▶ **Data shown**
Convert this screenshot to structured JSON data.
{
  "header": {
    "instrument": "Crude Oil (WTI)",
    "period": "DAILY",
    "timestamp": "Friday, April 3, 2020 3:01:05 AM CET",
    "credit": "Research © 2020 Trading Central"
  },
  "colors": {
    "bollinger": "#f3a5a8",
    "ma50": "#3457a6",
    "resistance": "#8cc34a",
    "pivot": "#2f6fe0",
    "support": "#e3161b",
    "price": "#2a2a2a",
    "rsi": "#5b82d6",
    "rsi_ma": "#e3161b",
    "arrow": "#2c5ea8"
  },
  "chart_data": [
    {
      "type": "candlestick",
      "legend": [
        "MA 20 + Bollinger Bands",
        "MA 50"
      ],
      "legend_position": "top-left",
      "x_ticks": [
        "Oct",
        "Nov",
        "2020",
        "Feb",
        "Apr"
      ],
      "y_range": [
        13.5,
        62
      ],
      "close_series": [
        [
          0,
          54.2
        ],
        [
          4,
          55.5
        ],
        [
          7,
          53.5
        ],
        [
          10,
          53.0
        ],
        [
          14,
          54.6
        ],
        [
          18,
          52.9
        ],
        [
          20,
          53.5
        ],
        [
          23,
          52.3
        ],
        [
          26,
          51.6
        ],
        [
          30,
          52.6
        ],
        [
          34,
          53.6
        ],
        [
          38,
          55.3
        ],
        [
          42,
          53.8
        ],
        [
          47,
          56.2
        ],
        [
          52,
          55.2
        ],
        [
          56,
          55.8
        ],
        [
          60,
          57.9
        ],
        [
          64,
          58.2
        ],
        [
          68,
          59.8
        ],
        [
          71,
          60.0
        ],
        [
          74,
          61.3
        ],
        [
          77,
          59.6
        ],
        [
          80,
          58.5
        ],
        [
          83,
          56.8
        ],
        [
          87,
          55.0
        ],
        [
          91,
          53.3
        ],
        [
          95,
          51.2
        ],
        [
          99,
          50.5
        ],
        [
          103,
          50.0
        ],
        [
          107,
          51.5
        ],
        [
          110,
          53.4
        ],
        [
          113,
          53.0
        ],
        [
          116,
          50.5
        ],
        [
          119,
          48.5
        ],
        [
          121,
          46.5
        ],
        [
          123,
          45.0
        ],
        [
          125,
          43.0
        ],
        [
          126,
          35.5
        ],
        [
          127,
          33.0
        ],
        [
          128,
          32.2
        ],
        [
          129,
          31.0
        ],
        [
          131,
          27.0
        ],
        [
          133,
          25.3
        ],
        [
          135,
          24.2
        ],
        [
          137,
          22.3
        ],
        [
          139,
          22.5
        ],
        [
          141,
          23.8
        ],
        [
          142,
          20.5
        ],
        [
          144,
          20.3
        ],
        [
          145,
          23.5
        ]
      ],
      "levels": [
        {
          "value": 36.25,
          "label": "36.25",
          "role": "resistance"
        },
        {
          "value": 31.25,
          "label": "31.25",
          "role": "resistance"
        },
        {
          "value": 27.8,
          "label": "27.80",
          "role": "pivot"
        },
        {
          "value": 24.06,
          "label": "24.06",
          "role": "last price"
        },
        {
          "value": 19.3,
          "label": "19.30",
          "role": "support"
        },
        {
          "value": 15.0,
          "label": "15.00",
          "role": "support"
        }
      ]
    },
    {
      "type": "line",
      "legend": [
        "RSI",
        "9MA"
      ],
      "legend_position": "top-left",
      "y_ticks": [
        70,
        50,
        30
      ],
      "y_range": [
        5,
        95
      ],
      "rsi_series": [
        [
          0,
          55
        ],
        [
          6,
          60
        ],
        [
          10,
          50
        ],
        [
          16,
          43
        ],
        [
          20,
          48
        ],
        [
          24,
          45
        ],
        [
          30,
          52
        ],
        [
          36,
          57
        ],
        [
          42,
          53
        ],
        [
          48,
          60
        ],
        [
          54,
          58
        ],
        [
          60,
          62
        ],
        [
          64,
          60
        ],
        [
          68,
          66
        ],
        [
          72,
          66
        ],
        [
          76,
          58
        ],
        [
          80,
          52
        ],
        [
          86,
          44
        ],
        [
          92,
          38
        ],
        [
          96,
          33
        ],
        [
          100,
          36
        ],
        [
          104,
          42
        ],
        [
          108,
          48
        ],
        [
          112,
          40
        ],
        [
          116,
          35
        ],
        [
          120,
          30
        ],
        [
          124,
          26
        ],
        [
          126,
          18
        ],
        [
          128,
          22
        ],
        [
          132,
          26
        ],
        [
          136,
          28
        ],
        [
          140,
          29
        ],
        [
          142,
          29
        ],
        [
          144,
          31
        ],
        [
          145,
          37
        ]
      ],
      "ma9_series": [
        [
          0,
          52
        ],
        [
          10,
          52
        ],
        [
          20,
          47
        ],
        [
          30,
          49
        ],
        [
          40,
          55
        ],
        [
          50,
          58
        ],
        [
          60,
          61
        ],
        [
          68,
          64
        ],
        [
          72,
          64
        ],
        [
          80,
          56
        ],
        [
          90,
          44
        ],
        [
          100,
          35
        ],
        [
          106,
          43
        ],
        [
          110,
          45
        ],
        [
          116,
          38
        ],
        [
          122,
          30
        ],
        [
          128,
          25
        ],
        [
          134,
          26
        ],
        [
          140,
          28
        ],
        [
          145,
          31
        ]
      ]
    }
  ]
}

▶ **Problem description**
Give only the count of lines in this material that contain the string "label".

▶ **Worked answer**
6